Your goal: Repeat the listing below in full, exactly as it stands.
** Start of Listed entries **
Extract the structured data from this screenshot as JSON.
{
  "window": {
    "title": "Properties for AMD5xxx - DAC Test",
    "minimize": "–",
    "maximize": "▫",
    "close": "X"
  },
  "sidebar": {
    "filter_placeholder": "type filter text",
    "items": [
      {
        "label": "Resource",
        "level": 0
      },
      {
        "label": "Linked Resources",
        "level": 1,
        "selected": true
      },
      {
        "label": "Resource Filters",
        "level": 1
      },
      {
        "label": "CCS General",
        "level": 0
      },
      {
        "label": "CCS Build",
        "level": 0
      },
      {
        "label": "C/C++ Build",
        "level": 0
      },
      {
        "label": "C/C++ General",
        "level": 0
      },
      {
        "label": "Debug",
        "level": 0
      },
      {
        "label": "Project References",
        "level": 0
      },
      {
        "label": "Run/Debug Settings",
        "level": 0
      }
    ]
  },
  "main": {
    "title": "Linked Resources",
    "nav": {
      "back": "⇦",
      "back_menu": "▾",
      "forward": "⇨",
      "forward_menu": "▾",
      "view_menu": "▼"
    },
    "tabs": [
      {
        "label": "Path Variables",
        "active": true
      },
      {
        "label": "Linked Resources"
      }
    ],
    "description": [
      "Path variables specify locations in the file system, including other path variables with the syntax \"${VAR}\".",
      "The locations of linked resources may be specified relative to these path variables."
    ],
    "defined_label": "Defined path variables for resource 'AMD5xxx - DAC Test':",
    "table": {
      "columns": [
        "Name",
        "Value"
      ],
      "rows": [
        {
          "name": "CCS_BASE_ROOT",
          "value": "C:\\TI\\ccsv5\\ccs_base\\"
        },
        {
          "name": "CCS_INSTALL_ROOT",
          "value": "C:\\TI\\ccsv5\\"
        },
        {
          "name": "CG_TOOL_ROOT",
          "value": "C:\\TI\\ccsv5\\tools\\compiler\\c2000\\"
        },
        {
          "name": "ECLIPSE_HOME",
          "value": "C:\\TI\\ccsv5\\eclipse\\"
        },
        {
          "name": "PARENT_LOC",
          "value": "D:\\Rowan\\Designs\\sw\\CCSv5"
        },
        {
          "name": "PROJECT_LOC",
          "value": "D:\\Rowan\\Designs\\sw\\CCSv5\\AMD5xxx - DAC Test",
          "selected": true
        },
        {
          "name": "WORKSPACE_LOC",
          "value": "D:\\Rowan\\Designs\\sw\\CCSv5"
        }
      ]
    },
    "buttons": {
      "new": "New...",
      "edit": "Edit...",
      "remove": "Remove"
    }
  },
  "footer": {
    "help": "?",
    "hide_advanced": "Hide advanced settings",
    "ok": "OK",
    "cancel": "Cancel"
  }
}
** End of Listed entries **
Response below:
Extract the structured data from this screenshot as JSON.
{
  "window": {
    "title": "Properties for AMD5xxx - DAC Test",
    "minimize": "–",
    "maximize": "▫",
    "close": "X"
  },
  "sidebar": {
    "filter_placeholder": "type filter text",
    "items": [
      {
        "label": "Resource",
        "level": 0
      },
      {
        "label": "Linked Resources",
        "level": 1,
        "selected": true
      },
      {
        "label": "Resource Filters",
        "level": 1
      },
      {
        "label": "CCS General",
        "level": 0
      },
      {
        "label": "CCS Build",
        "level": 0
      },
      {
        "label": "C/C++ Build",
        "level": 0
      },
      {
        "label": "C/C++ General",
        "level": 0
      },
      {
        "label": "Debug",
        "level": 0
      },
      {
        "label": "Project References",
        "level": 0
      },
      {
        "label": "Run/Debug Settings",
        "level": 0
      }
    ]
  },
  "main": {
    "title": "Linked Resources",
    "nav": {
      "back": "⇦",
      "back_menu": "▾",
      "forward": "⇨",
      "forward_menu": "▾",
      "view_menu": "▼"
    },
    "tabs": [
      {
        "label": "Path Variables",
        "active": true
      },
      {
        "label": "Linked Resources"
      }
    ],
    "description": [
      "Path variables specify locations in the file system, including other path variables with the syntax \"${VAR}\".",
      "The locations of linked resources may be specified relative to these path variables."
    ],
    "defined_label": "Defined path variables for resource 'AMD5xxx - DAC Test':",
    "table": {
      "columns": [
        "Name",
        "Value"
      ],
      "rows": [
        {
          "name": "CCS_BASE_ROOT",
          "value": "C:\\TI\\ccsv5\\ccs_base\\"
        },
        {
          "name": "CCS_INSTALL_ROOT",
          "value": "C:\\TI\\ccsv5\\"
        },
        {
          "name": "CG_TOOL_ROOT",
          "value": "C:\\TI\\ccsv5\\tools\\compiler\\c2000\\"
        },
        {
          "name": "ECLIPSE_HOME",
          "value": "C:\\TI\\ccsv5\\eclipse\\"
        },
        {
          "name": "PARENT_LOC",
          "value": "D:\\Rowan\\Designs\\sw\\CCSv5"
        },
        {
          "name": "PROJECT_LOC",
          "value": "D:\\Rowan\\Designs\\sw\\CCSv5\\AMD5xxx - DAC Test",
          "selected": true
        },
        {
          "name": "WORKSPACE_LOC",
          "value": "D:\\Rowan\\Designs\\sw\\CCSv5"
        }
      ]
    },
    "buttons": {
      "new": "New...",
      "edit": "Edit...",
      "remove": "Remove"
    }
  },
  "footer": {
    "help": "?",
    "hide_advanced": "Hide advanced settings",
    "ok": "OK",
    "cancel": "Cancel"
  }
}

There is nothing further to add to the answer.